━━ Material provided

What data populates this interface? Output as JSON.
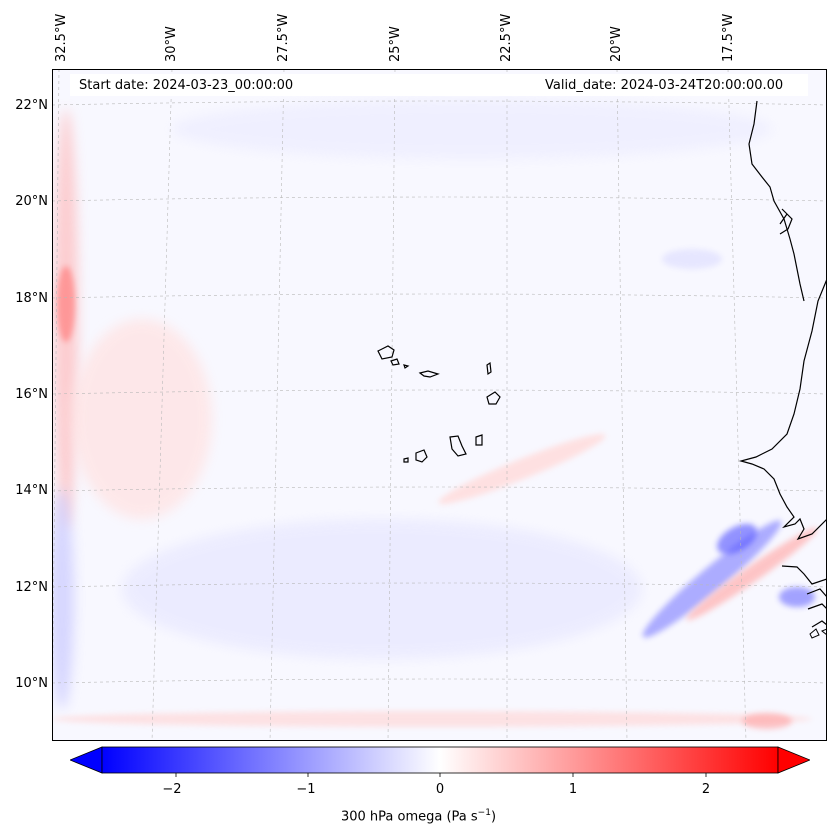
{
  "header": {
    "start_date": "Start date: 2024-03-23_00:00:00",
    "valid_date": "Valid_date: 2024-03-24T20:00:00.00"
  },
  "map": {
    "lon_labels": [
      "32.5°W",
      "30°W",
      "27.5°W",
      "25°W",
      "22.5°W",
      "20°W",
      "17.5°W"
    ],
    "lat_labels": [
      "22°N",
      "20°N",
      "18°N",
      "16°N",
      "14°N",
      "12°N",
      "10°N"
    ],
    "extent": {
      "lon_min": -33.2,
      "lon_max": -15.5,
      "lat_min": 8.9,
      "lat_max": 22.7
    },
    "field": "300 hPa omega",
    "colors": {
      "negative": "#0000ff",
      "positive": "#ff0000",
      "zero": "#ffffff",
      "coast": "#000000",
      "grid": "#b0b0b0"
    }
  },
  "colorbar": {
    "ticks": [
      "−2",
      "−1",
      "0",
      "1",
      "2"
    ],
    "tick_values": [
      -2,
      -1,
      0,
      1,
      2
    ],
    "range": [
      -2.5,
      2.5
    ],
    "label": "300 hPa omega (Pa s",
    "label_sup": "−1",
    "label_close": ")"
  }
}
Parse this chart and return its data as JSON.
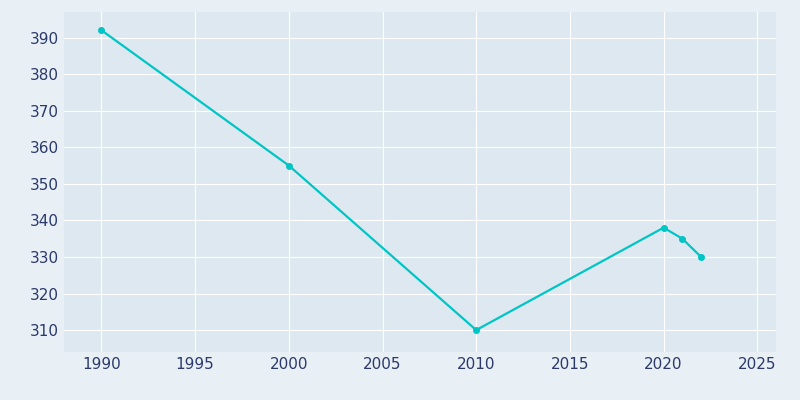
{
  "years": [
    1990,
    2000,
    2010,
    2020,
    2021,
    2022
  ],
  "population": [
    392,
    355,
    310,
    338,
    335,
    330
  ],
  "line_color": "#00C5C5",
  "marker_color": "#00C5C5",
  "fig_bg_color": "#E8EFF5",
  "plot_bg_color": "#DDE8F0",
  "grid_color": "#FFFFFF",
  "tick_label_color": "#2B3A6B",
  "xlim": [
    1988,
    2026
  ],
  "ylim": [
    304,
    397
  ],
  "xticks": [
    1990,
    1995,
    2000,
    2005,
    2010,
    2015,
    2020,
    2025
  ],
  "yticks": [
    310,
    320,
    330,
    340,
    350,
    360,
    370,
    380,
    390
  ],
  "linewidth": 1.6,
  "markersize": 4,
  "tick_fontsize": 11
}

━━━━

- **Task directions**:
Isolate the lines above that contain the word "omega" and copy them.

- **Solution to this problem**:
    "field": "300 hPa omega",
    "label": "300 hPa omega (Pa s",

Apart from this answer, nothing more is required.